#### WHAT TO PRODUCE:
Search the material for the string "forcing", then return every line where it is found.

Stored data
_ _ _ _

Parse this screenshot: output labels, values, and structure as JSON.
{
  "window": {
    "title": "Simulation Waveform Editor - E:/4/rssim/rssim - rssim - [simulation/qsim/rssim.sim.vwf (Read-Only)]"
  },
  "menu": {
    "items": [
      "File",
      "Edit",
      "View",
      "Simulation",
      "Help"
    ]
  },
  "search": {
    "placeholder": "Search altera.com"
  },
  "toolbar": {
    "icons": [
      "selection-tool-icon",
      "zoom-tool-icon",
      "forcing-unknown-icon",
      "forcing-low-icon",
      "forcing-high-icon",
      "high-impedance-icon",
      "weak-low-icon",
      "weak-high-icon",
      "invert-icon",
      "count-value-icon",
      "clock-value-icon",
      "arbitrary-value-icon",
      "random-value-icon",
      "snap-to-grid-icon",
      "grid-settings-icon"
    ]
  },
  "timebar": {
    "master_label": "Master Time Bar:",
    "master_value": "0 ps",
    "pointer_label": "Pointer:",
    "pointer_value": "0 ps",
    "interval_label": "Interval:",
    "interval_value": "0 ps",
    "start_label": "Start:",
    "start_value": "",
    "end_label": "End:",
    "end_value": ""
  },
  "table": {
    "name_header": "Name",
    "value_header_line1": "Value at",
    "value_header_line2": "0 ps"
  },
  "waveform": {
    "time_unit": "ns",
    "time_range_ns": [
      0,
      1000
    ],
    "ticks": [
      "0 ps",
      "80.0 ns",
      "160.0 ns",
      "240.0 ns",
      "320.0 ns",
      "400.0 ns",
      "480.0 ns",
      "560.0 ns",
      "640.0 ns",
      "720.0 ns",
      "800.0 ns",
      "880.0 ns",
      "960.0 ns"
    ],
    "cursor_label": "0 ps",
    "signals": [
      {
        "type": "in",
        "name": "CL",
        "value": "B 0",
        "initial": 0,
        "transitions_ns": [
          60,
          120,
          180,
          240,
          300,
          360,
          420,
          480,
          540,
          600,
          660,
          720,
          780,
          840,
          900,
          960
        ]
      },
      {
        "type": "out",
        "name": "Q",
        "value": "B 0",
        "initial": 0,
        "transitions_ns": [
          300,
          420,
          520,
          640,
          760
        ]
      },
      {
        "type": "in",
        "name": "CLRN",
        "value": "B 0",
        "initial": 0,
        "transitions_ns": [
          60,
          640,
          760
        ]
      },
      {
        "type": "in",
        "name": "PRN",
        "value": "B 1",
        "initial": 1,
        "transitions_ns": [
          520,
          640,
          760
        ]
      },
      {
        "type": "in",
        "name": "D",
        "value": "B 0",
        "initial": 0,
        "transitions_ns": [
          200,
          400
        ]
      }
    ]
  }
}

_ _ _ _

#### COMPLETE RESPONSE:
      "forcing-unknown-icon",
      "forcing-low-icon",
      "forcing-high-icon",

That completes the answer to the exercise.